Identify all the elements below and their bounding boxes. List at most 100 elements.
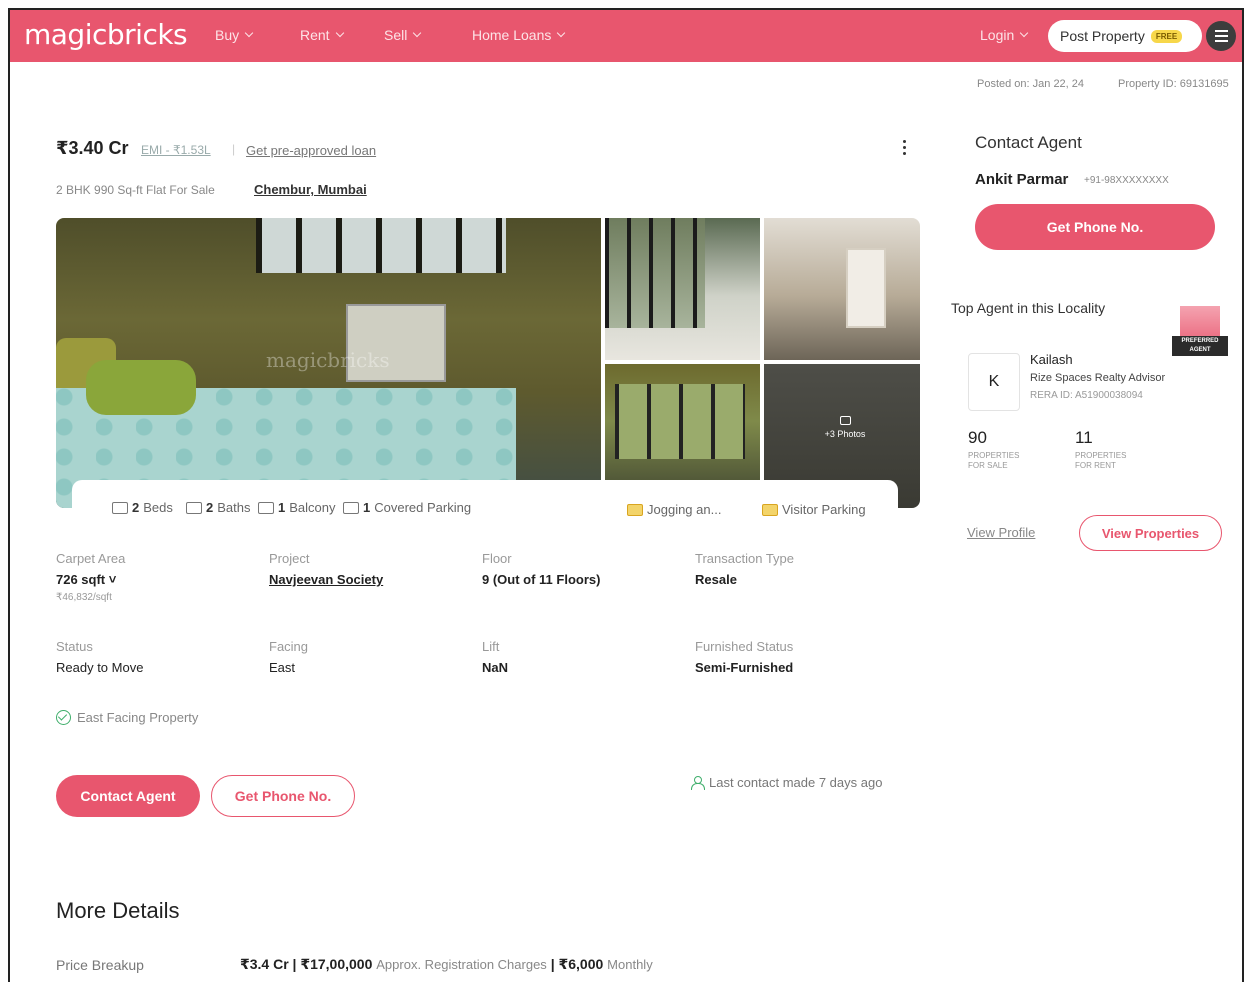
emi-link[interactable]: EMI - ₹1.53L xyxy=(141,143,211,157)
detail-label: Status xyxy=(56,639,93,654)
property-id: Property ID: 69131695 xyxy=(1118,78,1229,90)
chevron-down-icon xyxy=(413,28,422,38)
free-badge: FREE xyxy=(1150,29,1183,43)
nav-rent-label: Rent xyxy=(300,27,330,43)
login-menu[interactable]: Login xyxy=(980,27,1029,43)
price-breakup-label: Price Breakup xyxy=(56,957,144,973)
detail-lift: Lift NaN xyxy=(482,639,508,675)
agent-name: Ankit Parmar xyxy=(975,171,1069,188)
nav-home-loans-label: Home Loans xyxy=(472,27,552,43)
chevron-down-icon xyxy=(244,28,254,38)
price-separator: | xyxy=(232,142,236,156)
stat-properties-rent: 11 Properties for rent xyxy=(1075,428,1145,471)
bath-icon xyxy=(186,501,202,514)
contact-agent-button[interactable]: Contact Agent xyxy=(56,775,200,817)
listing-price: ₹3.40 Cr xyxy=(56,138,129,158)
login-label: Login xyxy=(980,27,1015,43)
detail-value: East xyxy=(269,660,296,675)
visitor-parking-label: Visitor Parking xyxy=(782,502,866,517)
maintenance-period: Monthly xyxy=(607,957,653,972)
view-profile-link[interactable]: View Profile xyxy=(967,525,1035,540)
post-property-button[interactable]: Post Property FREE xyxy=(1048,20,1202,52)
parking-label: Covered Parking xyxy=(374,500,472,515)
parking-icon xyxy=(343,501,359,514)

(Goal of the exercise):
Reproduce the material above word for word, line by line, leaving out the picture.

(The response):
Identify all the elements below and their bounding boxes. List at most 100 elements.
emi-link[interactable]: EMI - ₹1.53L xyxy=(141,143,211,157)
detail-label: Status xyxy=(56,639,93,654)
property-id: Property ID: 69131695 xyxy=(1118,78,1229,90)
chevron-down-icon xyxy=(413,28,422,38)
free-badge: FREE xyxy=(1150,29,1183,43)
nav-rent-label: Rent xyxy=(300,27,330,43)
login-menu[interactable]: Login xyxy=(980,27,1029,43)
price-breakup-label: Price Breakup xyxy=(56,957,144,973)
detail-lift: Lift NaN xyxy=(482,639,508,675)
agent-name: Ankit Parmar xyxy=(975,171,1069,188)
nav-home-loans-label: Home Loans xyxy=(472,27,552,43)
chevron-down-icon xyxy=(244,28,254,38)
price-separator: | xyxy=(232,142,236,156)
stat-properties-rent: 11 Properties for rent xyxy=(1075,428,1145,471)
bath-icon xyxy=(186,501,202,514)
contact-agent-button[interactable]: Contact Agent xyxy=(56,775,200,817)
listing-price: ₹3.40 Cr xyxy=(56,138,129,158)
login-label: Login xyxy=(980,27,1015,43)
detail-value: East xyxy=(269,660,296,675)
visitor-parking-label: Visitor Parking xyxy=(782,502,866,517)
maintenance-period: Monthly xyxy=(607,957,653,972)
view-profile-link[interactable]: View Profile xyxy=(967,525,1035,540)
post-property-button[interactable]: Post Property FREE xyxy=(1048,20,1202,52)
parking-label: Covered Parking xyxy=(374,500,472,515)
parking-icon xyxy=(343,501,359,514)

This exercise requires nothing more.